GIVEN INSTRUCTION: Check each line of the records below for the word "that" and copy those where it appears.

DATA LISTING:
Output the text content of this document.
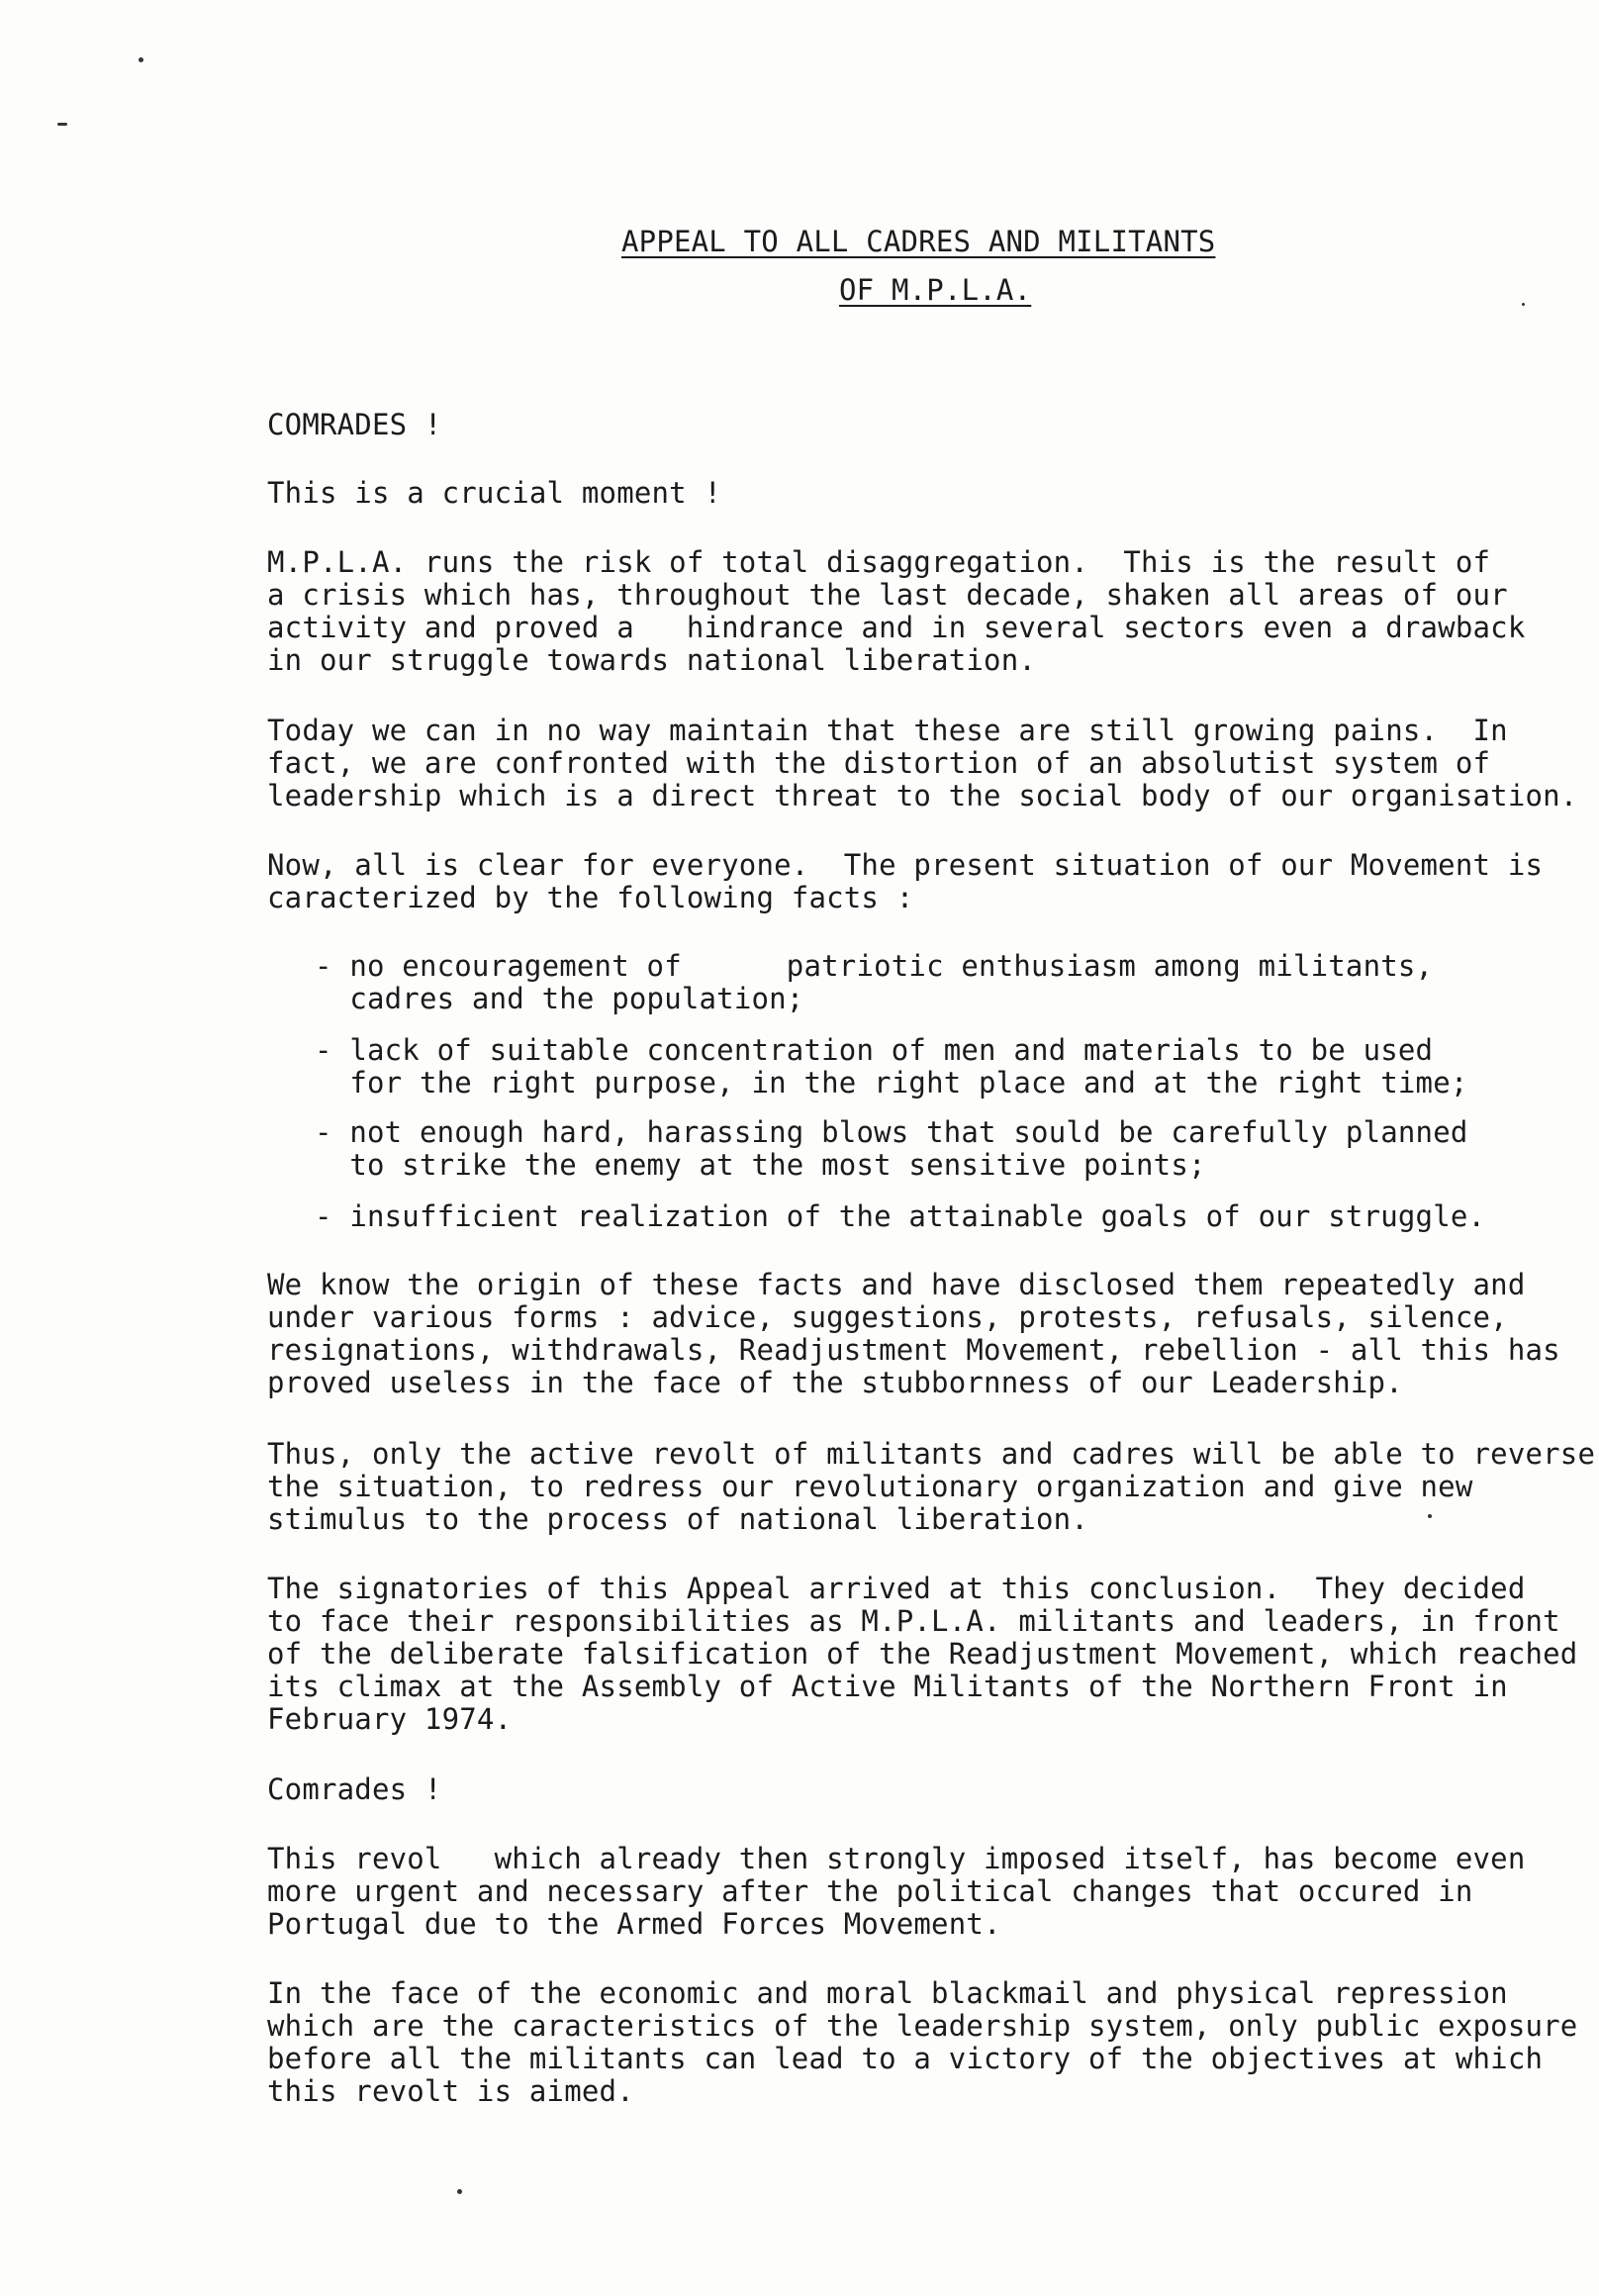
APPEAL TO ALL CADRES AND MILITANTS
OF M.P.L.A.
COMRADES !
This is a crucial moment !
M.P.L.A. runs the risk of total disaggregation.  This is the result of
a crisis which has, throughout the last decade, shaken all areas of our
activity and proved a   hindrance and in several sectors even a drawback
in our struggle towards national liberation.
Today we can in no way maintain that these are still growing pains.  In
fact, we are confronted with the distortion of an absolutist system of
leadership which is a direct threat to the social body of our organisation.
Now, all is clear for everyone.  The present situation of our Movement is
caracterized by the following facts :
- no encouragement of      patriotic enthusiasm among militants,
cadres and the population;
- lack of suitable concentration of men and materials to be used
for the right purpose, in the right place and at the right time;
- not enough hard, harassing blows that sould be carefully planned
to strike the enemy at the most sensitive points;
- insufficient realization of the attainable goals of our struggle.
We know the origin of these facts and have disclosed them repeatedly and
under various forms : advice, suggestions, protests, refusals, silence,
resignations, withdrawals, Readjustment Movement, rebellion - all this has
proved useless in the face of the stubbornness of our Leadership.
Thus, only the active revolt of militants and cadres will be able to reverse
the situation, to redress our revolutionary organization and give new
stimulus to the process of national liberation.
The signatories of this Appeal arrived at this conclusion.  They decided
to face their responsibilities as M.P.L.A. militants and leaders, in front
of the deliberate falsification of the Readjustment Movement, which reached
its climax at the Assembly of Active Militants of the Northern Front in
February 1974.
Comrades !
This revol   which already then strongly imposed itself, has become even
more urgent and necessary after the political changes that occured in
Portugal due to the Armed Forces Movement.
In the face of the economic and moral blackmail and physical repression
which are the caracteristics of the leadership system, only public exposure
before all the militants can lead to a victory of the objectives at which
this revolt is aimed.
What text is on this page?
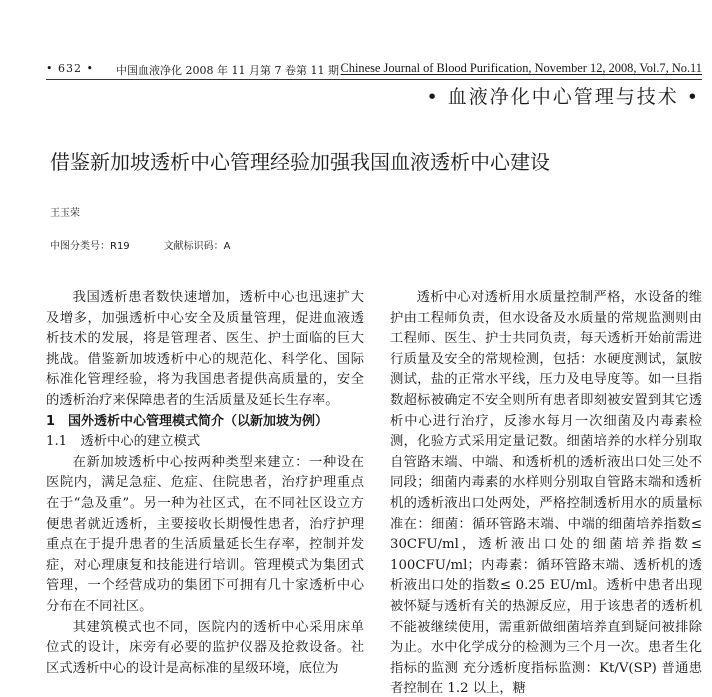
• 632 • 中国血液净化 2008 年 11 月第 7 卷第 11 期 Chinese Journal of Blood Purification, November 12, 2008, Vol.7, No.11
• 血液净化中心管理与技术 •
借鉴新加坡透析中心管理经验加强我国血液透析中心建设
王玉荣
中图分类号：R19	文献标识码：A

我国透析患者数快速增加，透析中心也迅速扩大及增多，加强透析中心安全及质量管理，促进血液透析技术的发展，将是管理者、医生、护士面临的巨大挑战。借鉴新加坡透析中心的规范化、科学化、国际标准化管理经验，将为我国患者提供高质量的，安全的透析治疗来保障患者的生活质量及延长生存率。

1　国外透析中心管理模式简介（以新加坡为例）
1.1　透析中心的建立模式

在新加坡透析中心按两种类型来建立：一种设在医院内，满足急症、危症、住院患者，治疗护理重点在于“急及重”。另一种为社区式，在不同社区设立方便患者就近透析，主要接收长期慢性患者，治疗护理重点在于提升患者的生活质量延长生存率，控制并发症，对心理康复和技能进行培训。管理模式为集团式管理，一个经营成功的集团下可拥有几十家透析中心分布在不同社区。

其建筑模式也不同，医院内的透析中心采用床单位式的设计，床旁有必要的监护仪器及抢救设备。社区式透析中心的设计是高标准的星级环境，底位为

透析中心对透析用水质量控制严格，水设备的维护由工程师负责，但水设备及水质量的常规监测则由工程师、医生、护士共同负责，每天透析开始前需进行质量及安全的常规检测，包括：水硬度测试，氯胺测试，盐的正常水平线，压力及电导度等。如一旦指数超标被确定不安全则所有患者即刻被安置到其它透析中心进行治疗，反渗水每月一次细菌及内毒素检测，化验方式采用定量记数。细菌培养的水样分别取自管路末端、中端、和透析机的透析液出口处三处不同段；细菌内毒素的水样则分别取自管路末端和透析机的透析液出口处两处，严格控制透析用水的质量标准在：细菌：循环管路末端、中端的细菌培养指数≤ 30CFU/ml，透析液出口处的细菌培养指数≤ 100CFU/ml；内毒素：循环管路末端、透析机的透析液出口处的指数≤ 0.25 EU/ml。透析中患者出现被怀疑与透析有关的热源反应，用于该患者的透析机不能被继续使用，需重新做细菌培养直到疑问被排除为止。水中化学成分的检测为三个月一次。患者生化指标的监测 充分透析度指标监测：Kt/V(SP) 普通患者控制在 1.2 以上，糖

OUTPUT OF THE TASK:
Today we can in no way maintain that these are still growing pains.  In
- not enough hard, harassing blows that sould be carefully planned
more urgent and necessary after the political changes that occured in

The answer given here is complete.